▶ [Aim of the task]
Transcribe the full listing below exactly.

▶ [Source material]
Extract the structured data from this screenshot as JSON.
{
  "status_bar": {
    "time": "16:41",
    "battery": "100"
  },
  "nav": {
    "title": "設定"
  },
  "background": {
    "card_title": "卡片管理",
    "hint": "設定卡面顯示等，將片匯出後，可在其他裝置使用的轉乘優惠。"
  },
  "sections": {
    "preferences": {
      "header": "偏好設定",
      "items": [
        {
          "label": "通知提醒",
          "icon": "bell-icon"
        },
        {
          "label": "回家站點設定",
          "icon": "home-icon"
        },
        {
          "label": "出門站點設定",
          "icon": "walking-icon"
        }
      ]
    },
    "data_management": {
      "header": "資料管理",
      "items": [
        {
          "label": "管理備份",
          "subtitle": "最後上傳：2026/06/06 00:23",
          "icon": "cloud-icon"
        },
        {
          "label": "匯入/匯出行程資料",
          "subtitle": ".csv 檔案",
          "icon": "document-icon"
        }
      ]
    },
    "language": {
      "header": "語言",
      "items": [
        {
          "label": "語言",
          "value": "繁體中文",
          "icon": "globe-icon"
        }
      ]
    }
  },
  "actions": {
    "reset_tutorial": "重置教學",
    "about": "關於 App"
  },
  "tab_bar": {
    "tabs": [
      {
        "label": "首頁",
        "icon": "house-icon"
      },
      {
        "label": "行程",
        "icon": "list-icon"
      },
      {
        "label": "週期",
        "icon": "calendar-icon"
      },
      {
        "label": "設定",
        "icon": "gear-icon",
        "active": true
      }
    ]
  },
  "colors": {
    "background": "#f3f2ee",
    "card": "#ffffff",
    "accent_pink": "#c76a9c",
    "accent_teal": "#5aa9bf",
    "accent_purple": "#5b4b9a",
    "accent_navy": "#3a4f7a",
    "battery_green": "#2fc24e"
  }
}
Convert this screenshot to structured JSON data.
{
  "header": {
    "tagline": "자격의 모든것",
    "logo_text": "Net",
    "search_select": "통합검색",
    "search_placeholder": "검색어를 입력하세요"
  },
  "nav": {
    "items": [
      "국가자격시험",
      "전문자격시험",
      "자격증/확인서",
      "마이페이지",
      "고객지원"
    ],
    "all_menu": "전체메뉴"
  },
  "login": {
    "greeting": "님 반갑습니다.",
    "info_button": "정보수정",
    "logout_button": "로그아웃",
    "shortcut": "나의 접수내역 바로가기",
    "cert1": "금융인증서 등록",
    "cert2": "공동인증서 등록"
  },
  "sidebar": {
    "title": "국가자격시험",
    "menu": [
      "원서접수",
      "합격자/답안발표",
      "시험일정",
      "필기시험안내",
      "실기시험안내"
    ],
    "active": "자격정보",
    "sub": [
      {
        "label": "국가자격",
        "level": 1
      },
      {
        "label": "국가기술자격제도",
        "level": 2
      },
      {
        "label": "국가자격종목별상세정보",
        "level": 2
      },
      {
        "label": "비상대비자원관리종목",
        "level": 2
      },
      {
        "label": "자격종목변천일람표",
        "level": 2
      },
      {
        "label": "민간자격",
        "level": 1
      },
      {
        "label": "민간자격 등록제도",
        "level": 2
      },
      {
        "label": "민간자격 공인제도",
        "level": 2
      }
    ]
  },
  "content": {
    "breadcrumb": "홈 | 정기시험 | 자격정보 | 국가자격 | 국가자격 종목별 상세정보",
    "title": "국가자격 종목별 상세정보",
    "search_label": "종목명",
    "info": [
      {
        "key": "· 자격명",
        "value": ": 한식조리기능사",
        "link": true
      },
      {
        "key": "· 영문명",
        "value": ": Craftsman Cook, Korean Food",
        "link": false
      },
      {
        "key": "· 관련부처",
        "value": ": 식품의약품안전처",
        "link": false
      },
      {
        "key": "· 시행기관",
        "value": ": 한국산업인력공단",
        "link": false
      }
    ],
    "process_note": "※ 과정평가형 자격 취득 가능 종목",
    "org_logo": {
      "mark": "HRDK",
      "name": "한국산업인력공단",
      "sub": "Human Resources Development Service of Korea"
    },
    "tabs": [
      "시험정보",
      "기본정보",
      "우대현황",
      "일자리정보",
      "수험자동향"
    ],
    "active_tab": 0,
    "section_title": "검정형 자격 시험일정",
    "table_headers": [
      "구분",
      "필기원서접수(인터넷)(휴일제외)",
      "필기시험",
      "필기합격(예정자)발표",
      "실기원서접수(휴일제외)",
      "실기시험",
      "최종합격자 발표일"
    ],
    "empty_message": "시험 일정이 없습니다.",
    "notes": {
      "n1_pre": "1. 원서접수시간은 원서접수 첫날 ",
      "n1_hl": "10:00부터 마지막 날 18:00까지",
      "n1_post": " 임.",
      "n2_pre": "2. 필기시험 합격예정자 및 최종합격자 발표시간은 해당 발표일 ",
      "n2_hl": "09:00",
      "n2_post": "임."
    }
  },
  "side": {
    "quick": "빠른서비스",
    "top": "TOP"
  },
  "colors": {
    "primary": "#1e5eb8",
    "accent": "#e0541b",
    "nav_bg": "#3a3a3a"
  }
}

▶ [Answer to the exercise]
Extract the structured data from this screenshot as JSON.
{
  "status_bar": {
    "time": "16:41",
    "battery": "100"
  },
  "nav": {
    "title": "設定"
  },
  "background": {
    "card_title": "卡片管理",
    "hint": "設定卡面顯示等，將片匯出後，可在其他裝置使用的轉乘優惠。"
  },
  "sections": {
    "preferences": {
      "header": "偏好設定",
      "items": [
        {
          "label": "通知提醒",
          "icon": "bell-icon"
        },
        {
          "label": "回家站點設定",
          "icon": "home-icon"
        },
        {
          "label": "出門站點設定",
          "icon": "walking-icon"
        }
      ]
    },
    "data_management": {
      "header": "資料管理",
      "items": [
        {
          "label": "管理備份",
          "subtitle": "最後上傳：2026/06/06 00:23",
          "icon": "cloud-icon"
        },
        {
          "label": "匯入/匯出行程資料",
          "subtitle": ".csv 檔案",
          "icon": "document-icon"
        }
      ]
    },
    "language": {
      "header": "語言",
      "items": [
        {
          "label": "語言",
          "value": "繁體中文",
          "icon": "globe-icon"
        }
      ]
    }
  },
  "actions": {
    "reset_tutorial": "重置教學",
    "about": "關於 App"
  },
  "tab_bar": {
    "tabs": [
      {
        "label": "首頁",
        "icon": "house-icon"
      },
      {
        "label": "行程",
        "icon": "list-icon"
      },
      {
        "label": "週期",
        "icon": "calendar-icon"
      },
      {
        "label": "設定",
        "icon": "gear-icon",
        "active": true
      }
    ]
  },
  "colors": {
    "background": "#f3f2ee",
    "card": "#ffffff",
    "accent_pink": "#c76a9c",
    "accent_teal": "#5aa9bf",
    "accent_purple": "#5b4b9a",
    "accent_navy": "#3a4f7a",
    "battery_green": "#2fc24e"
  }
}
Convert this screenshot to structured JSON data.
{
  "header": {
    "tagline": "자격의 모든것",
    "logo_text": "Net",
    "search_select": "통합검색",
    "search_placeholder": "검색어를 입력하세요"
  },
  "nav": {
    "items": [
      "국가자격시험",
      "전문자격시험",
      "자격증/확인서",
      "마이페이지",
      "고객지원"
    ],
    "all_menu": "전체메뉴"
  },
  "login": {
    "greeting": "님 반갑습니다.",
    "info_button": "정보수정",
    "logout_button": "로그아웃",
    "shortcut": "나의 접수내역 바로가기",
    "cert1": "금융인증서 등록",
    "cert2": "공동인증서 등록"
  },
  "sidebar": {
    "title": "국가자격시험",
    "menu": [
      "원서접수",
      "합격자/답안발표",
      "시험일정",
      "필기시험안내",
      "실기시험안내"
    ],
    "active": "자격정보",
    "sub": [
      {
        "label": "국가자격",
        "level": 1
      },
      {
        "label": "국가기술자격제도",
        "level": 2
      },
      {
        "label": "국가자격종목별상세정보",
        "level": 2
      },
      {
        "label": "비상대비자원관리종목",
        "level": 2
      },
      {
        "label": "자격종목변천일람표",
        "level": 2
      },
      {
        "label": "민간자격",
        "level": 1
      },
      {
        "label": "민간자격 등록제도",
        "level": 2
      },
      {
        "label": "민간자격 공인제도",
        "level": 2
      }
    ]
  },
  "content": {
    "breadcrumb": "홈 | 정기시험 | 자격정보 | 국가자격 | 국가자격 종목별 상세정보",
    "title": "국가자격 종목별 상세정보",
    "search_label": "종목명",
    "info": [
      {
        "key": "· 자격명",
        "value": ": 한식조리기능사",
        "link": true
      },
      {
        "key": "· 영문명",
        "value": ": Craftsman Cook, Korean Food",
        "link": false
      },
      {
        "key": "· 관련부처",
        "value": ": 식품의약품안전처",
        "link": false
      },
      {
        "key": "· 시행기관",
        "value": ": 한국산업인력공단",
        "link": false
      }
    ],
    "process_note": "※ 과정평가형 자격 취득 가능 종목",
    "org_logo": {
      "mark": "HRDK",
      "name": "한국산업인력공단",
      "sub": "Human Resources Development Service of Korea"
    },
    "tabs": [
      "시험정보",
      "기본정보",
      "우대현황",
      "일자리정보",
      "수험자동향"
    ],
    "active_tab": 0,
    "section_title": "검정형 자격 시험일정",
    "table_headers": [
      "구분",
      "필기원서접수(인터넷)(휴일제외)",
      "필기시험",
      "필기합격(예정자)발표",
      "실기원서접수(휴일제외)",
      "실기시험",
      "최종합격자 발표일"
    ],
    "empty_message": "시험 일정이 없습니다.",
    "notes": {
      "n1_pre": "1. 원서접수시간은 원서접수 첫날 ",
      "n1_hl": "10:00부터 마지막 날 18:00까지",
      "n1_post": " 임.",
      "n2_pre": "2. 필기시험 합격예정자 및 최종합격자 발표시간은 해당 발표일 ",
      "n2_hl": "09:00",
      "n2_post": "임."
    }
  },
  "side": {
    "quick": "빠른서비스",
    "top": "TOP"
  },
  "colors": {
    "primary": "#1e5eb8",
    "accent": "#e0541b",
    "nav_bg": "#3a3a3a"
  }
}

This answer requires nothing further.